** Exercise details **
Search the material below for the string "Implement" and extract each line that has it.

** Given information **
···
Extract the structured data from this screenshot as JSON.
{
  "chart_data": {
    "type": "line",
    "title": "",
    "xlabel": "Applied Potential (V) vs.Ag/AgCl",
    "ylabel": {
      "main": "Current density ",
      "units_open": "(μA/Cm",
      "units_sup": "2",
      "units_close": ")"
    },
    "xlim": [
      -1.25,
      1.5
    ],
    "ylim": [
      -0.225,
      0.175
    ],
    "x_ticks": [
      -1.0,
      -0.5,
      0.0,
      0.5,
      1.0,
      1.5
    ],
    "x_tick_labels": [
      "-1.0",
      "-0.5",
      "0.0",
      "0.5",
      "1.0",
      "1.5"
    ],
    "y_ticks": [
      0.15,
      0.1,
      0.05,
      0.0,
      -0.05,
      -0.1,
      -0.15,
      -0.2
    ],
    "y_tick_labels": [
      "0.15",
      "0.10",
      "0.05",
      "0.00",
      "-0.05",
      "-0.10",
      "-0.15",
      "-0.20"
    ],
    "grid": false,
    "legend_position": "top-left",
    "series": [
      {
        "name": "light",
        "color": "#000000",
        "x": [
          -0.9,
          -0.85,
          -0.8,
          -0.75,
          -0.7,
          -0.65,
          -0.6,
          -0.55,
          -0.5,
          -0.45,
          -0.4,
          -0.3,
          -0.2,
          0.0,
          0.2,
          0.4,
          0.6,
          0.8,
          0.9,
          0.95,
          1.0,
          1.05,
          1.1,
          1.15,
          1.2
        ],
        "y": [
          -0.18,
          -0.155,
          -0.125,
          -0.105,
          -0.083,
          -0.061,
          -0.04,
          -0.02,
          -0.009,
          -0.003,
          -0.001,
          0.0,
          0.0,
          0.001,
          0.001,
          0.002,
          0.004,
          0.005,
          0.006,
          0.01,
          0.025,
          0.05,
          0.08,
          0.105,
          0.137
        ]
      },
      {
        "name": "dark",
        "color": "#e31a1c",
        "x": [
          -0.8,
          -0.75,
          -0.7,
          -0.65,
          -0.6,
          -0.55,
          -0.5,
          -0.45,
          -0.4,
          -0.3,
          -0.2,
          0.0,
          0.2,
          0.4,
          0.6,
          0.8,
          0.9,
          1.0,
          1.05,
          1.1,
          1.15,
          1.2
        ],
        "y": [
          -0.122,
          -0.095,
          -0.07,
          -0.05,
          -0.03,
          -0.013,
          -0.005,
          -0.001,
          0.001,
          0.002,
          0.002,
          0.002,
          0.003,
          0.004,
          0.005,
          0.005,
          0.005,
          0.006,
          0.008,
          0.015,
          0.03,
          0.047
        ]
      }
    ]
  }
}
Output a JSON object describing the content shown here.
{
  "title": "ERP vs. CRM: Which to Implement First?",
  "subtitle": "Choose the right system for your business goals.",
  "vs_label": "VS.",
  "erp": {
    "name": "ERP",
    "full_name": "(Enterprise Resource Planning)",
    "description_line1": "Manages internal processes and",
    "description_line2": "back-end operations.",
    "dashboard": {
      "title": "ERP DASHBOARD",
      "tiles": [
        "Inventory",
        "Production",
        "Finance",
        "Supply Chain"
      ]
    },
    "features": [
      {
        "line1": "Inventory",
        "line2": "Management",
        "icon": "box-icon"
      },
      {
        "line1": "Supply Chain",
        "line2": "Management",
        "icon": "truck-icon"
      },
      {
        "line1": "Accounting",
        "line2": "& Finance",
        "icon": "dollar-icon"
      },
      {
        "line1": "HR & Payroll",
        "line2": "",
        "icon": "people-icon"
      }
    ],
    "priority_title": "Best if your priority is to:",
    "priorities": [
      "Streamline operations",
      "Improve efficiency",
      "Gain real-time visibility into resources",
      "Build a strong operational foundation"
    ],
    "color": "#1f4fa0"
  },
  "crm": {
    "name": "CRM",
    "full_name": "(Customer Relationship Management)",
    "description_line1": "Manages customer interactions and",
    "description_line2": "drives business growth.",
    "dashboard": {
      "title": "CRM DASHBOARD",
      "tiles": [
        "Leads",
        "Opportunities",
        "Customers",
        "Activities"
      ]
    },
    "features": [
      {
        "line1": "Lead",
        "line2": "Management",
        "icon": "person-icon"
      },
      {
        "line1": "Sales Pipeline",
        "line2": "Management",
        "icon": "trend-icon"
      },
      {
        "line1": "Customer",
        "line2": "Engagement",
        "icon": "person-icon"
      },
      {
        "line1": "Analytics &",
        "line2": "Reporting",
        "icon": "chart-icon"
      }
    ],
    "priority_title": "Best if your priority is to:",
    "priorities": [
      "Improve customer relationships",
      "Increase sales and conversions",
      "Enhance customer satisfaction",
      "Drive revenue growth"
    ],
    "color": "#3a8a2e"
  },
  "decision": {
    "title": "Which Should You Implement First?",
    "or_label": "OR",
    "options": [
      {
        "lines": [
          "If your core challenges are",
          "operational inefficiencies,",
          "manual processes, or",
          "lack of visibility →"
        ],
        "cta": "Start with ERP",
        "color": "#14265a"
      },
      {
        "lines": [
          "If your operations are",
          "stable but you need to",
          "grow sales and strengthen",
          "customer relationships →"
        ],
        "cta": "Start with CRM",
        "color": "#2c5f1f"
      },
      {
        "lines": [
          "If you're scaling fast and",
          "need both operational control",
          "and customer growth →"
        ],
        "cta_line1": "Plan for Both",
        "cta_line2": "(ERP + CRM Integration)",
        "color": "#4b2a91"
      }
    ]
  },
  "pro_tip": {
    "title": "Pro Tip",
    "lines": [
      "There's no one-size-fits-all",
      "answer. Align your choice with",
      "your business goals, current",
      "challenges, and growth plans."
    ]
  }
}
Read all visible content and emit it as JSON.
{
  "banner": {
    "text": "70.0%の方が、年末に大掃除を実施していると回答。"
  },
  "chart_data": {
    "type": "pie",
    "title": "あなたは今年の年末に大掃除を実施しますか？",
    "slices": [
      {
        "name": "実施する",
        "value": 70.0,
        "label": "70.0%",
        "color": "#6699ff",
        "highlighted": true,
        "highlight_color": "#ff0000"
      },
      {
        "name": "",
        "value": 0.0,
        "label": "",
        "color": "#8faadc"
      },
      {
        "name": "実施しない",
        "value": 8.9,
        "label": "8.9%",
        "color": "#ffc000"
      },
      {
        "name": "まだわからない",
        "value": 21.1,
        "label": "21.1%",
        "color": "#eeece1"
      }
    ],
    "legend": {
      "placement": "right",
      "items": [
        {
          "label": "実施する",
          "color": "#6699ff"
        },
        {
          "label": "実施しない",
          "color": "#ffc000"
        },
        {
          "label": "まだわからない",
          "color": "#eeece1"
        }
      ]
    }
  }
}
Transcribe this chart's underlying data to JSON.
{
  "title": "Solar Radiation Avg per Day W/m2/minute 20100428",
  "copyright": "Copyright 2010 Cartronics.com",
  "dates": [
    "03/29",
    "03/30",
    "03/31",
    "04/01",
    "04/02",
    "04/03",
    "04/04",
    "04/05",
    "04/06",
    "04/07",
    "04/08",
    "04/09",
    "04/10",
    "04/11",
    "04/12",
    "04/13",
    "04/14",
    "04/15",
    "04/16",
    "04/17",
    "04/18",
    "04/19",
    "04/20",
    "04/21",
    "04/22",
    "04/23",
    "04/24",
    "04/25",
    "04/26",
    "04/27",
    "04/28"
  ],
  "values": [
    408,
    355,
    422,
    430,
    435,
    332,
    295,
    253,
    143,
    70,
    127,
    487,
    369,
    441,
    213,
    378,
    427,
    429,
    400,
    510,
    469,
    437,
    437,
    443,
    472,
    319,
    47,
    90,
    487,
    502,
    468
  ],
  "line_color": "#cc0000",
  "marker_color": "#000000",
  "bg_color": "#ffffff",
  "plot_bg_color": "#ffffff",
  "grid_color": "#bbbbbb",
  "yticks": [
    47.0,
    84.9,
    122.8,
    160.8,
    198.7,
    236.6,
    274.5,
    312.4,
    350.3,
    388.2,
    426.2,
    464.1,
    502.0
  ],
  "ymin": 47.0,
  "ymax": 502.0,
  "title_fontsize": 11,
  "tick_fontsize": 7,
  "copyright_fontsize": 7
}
···
** Result **
  "title": "ERP vs. CRM: Which to Implement First?",
    "title": "Which Should You Implement First?",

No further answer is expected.